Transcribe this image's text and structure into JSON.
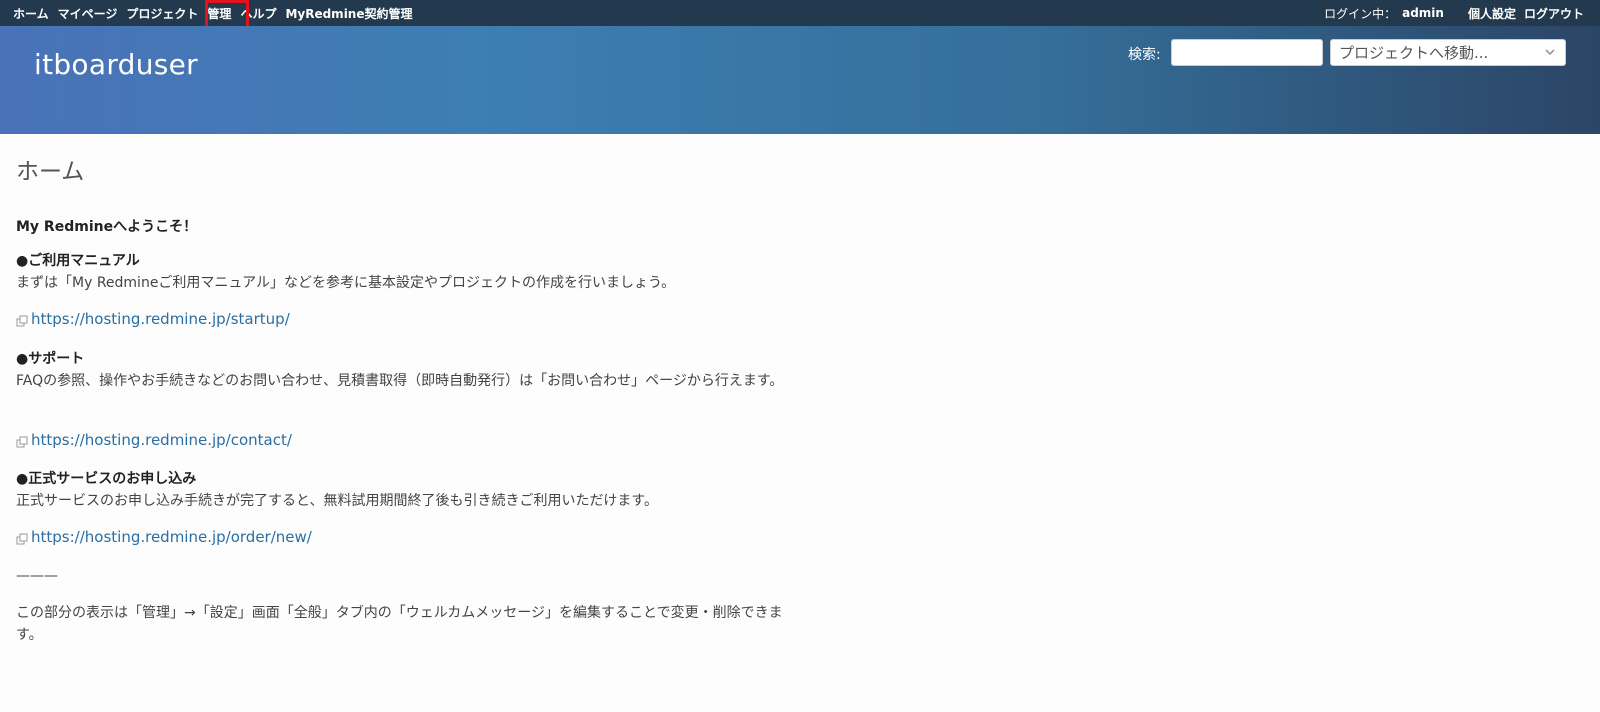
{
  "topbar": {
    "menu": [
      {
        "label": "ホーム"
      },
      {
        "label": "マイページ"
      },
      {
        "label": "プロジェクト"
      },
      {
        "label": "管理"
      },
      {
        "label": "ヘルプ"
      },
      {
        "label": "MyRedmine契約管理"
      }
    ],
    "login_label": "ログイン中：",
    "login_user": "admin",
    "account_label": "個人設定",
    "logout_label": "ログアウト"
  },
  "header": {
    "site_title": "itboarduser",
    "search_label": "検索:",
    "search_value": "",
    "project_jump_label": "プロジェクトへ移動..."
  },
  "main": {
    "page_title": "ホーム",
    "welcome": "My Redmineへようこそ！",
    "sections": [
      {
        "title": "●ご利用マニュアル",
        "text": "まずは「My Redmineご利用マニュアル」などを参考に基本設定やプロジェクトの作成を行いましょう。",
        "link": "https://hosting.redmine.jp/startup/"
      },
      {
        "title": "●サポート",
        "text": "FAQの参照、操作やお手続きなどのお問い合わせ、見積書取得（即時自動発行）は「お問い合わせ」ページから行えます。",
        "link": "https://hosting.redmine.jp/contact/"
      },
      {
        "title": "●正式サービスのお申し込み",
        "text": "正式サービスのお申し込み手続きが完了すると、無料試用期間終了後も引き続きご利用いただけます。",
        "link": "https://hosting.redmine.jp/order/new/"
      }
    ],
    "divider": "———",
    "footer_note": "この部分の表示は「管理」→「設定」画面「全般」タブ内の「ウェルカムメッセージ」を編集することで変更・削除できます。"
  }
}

◆ ◆ ◆ ◆ ◆

■ OBJECTIVE
Using the data above, write out every line exactly, leaving the images behind.

■ ANSWER
Transcribe this image's text and structure into JSON.
{
  "topbar": {
    "menu": [
      {
        "label": "ホーム"
      },
      {
        "label": "マイページ"
      },
      {
        "label": "プロジェクト"
      },
      {
        "label": "管理"
      },
      {
        "label": "ヘルプ"
      },
      {
        "label": "MyRedmine契約管理"
      }
    ],
    "login_label": "ログイン中：",
    "login_user": "admin",
    "account_label": "個人設定",
    "logout_label": "ログアウト"
  },
  "header": {
    "site_title": "itboarduser",
    "search_label": "検索:",
    "search_value": "",
    "project_jump_label": "プロジェクトへ移動..."
  },
  "main": {
    "page_title": "ホーム",
    "welcome": "My Redmineへようこそ！",
    "sections": [
      {
        "title": "●ご利用マニュアル",
        "text": "まずは「My Redmineご利用マニュアル」などを参考に基本設定やプロジェクトの作成を行いましょう。",
        "link": "https://hosting.redmine.jp/startup/"
      },
      {
        "title": "●サポート",
        "text": "FAQの参照、操作やお手続きなどのお問い合わせ、見積書取得（即時自動発行）は「お問い合わせ」ページから行えます。",
        "link": "https://hosting.redmine.jp/contact/"
      },
      {
        "title": "●正式サービスのお申し込み",
        "text": "正式サービスのお申し込み手続きが完了すると、無料試用期間終了後も引き続きご利用いただけます。",
        "link": "https://hosting.redmine.jp/order/new/"
      }
    ],
    "divider": "———",
    "footer_note": "この部分の表示は「管理」→「設定」画面「全般」タブ内の「ウェルカムメッセージ」を編集することで変更・削除できます。"
  }
}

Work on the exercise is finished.